**EXERCISE OBJECTIVE**:
Output every entry exactly as written, but omit the pictures.

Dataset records

※

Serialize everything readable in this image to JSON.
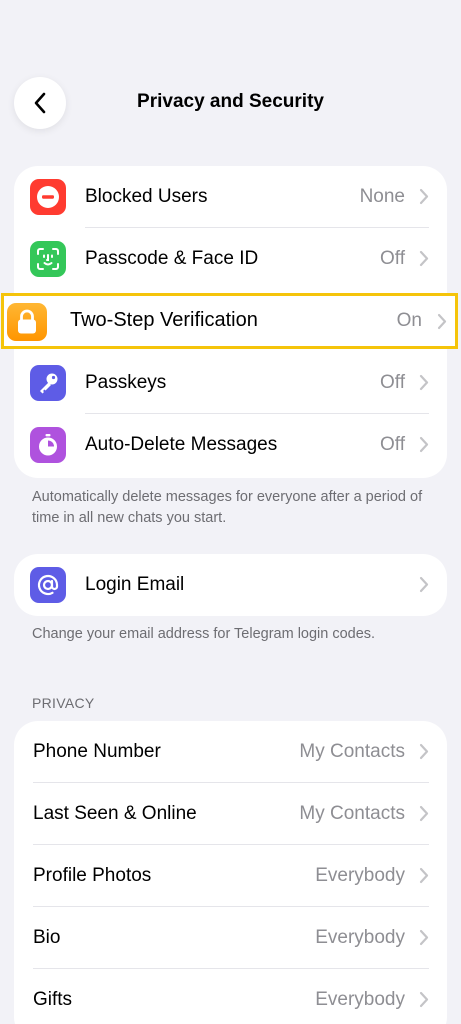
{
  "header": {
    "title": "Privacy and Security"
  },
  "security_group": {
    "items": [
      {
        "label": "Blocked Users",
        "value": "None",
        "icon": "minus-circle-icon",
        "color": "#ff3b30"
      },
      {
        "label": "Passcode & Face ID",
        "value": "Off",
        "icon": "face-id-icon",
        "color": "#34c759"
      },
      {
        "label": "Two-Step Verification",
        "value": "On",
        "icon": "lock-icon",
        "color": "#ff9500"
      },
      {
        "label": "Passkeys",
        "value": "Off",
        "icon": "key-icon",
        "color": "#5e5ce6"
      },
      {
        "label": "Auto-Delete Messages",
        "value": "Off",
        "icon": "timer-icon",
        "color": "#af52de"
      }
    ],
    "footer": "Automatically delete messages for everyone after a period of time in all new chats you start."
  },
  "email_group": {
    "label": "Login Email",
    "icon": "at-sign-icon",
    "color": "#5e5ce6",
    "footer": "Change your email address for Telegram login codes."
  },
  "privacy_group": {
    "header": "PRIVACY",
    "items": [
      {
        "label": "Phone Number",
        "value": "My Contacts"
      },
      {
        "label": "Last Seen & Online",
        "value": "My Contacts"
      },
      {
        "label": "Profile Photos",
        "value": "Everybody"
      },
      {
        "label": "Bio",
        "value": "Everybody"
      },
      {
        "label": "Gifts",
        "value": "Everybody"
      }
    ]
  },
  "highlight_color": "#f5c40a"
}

※

**WRITTEN RESPONSE**:
Serialize everything readable in this image to JSON.
{
  "header": {
    "title": "Privacy and Security"
  },
  "security_group": {
    "items": [
      {
        "label": "Blocked Users",
        "value": "None",
        "icon": "minus-circle-icon",
        "color": "#ff3b30"
      },
      {
        "label": "Passcode & Face ID",
        "value": "Off",
        "icon": "face-id-icon",
        "color": "#34c759"
      },
      {
        "label": "Two-Step Verification",
        "value": "On",
        "icon": "lock-icon",
        "color": "#ff9500"
      },
      {
        "label": "Passkeys",
        "value": "Off",
        "icon": "key-icon",
        "color": "#5e5ce6"
      },
      {
        "label": "Auto-Delete Messages",
        "value": "Off",
        "icon": "timer-icon",
        "color": "#af52de"
      }
    ],
    "footer": "Automatically delete messages for everyone after a period of time in all new chats you start."
  },
  "email_group": {
    "label": "Login Email",
    "icon": "at-sign-icon",
    "color": "#5e5ce6",
    "footer": "Change your email address for Telegram login codes."
  },
  "privacy_group": {
    "header": "PRIVACY",
    "items": [
      {
        "label": "Phone Number",
        "value": "My Contacts"
      },
      {
        "label": "Last Seen & Online",
        "value": "My Contacts"
      },
      {
        "label": "Profile Photos",
        "value": "Everybody"
      },
      {
        "label": "Bio",
        "value": "Everybody"
      },
      {
        "label": "Gifts",
        "value": "Everybody"
      }
    ]
  },
  "highlight_color": "#f5c40a"
}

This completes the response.